● **What to work on**
Note how many lines hold "residual" and report that number by itself.

[Stored data entries]
────────────────────────────────────────

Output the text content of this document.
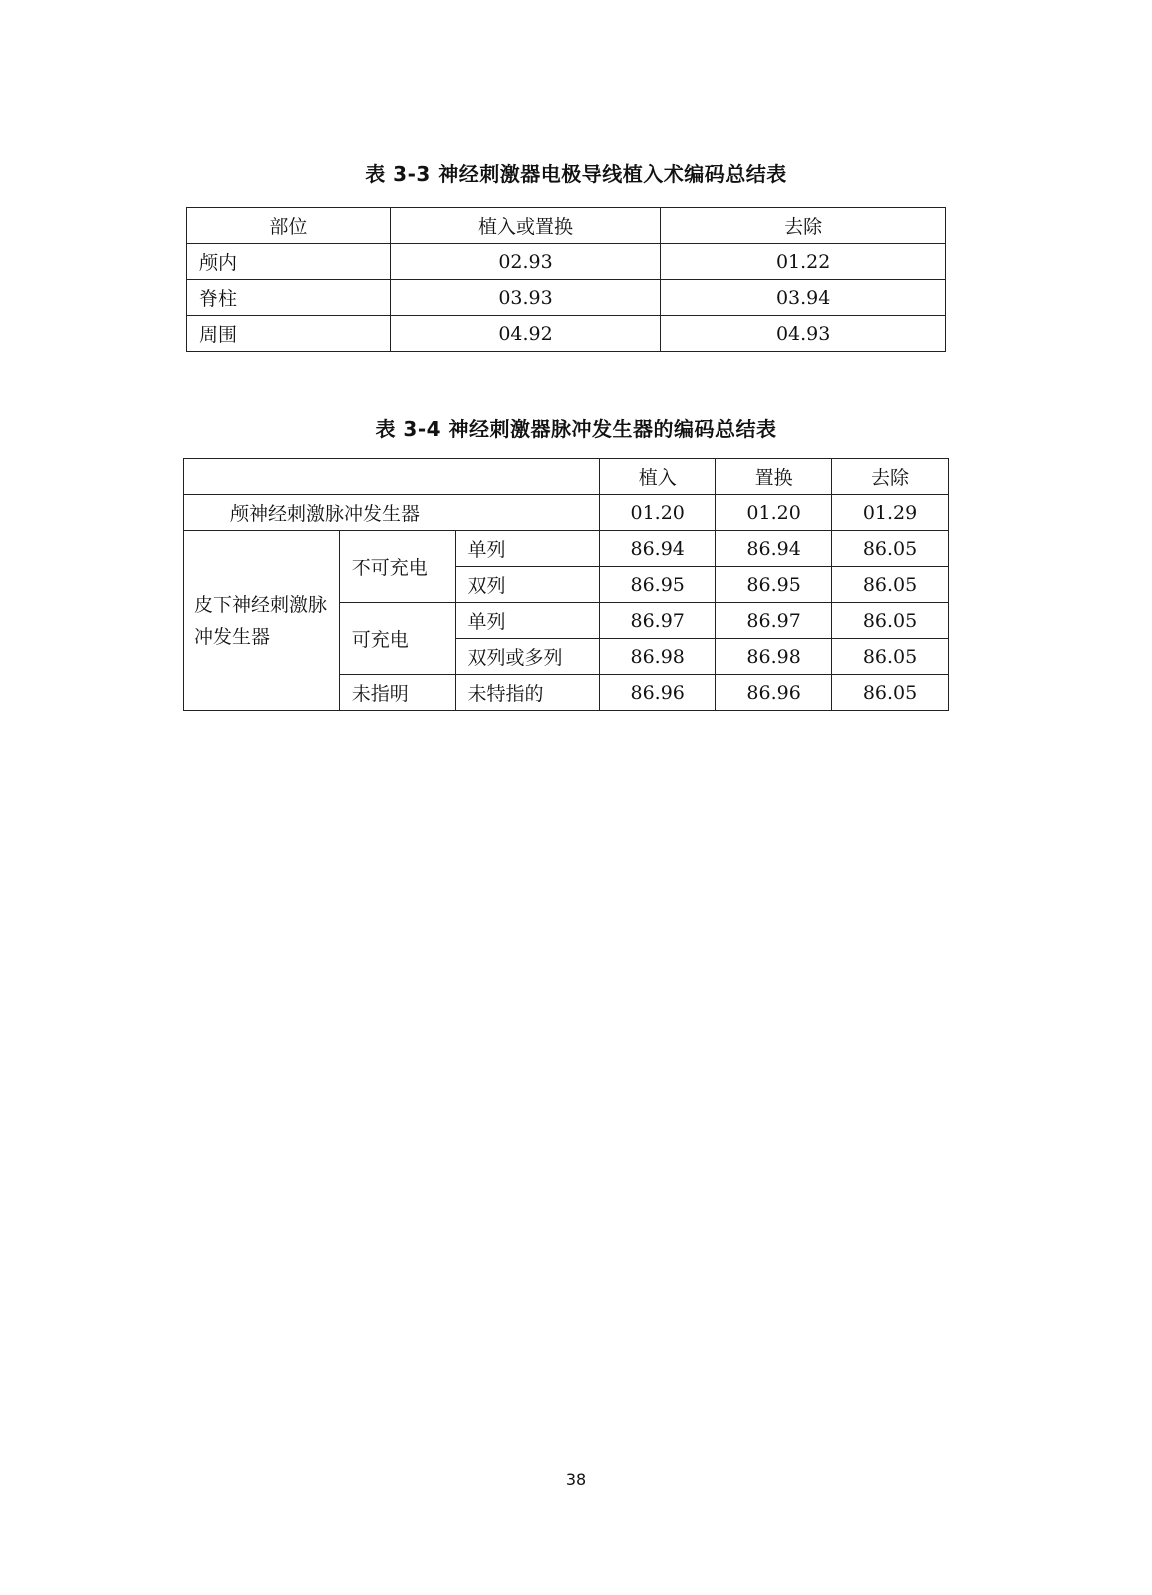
表 3-3 神经刺激器电极导线植入术编码总结表
部位	植入或置换	去除
颅内	02.93	01.22
脊柱	03.93	03.94
周围	04.92	04.93
表 3-4 神经刺激器脉冲发生器的编码总结表
			植入	置换	去除
颅神经刺激脉冲发生器			01.20	01.20	01.29
皮下神经刺激脉冲发生器	不可充电	单列	86.94	86.94	86.05
		双列	86.95	86.95	86.05
	可充电	单列	86.97	86.97	86.05
		双列或多列	86.98	86.98	86.05
	未指明	未特指的	86.96	86.96	86.05
38
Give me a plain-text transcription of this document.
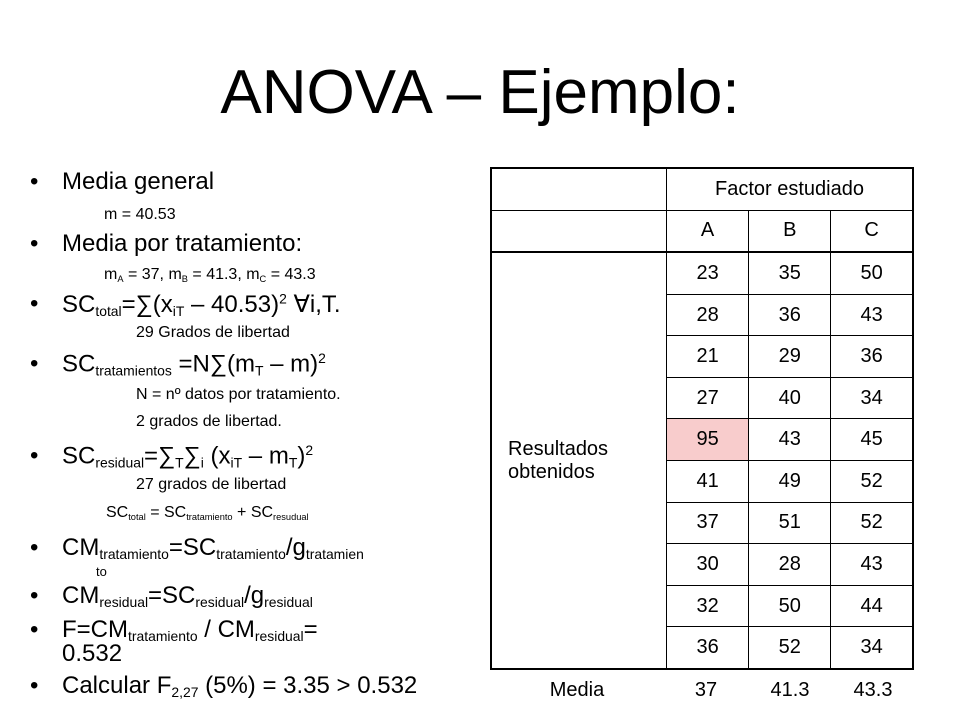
ANOVA – Ejemplo:
• Media general
m = 40.53
• Media por tratamiento:
$m_A = 37$, $m_B = 41.3$, $m_C = 43.3$
• $SC_{total}=\sum(x_{iT} - 40.53)^2$ ∀i,T.
29 Grados de libertad
• $SC_{tratamientos} =N\sum(m_T - m)^2$
N = nº datos por tratamiento.
2 grados de libertad.
• $SC_{residual}=\sum_T\sum_i$ $(x_{iT} - m_T)^2$
27 grados de libertad
$SC_{total} = SC_{tratamiento} + SC_{resudual}$
• $CM_{tratamiento}=SC_{tratamiento}/g_{tratamien}$
to
• $CM_{residual}=SC_{residual}/g_{residual}$
• $F=CM_{tratamiento} / CM_{residual}=$
0.532
• Calcular $F_{2,27}$ (5%) = 3.35 > 0.532
	Factor estudiado		
	A	B	C
Resultados obtenidos	23	35	50
	28	36	43
	21	29	36
	27	40	34
	95	43	45
	41	49	52
	37	51	52
	30	28	43
	32	50	44
	36	52	34
Media	37	41.3	43.3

────────────────────────────────────────

● **Response below**
3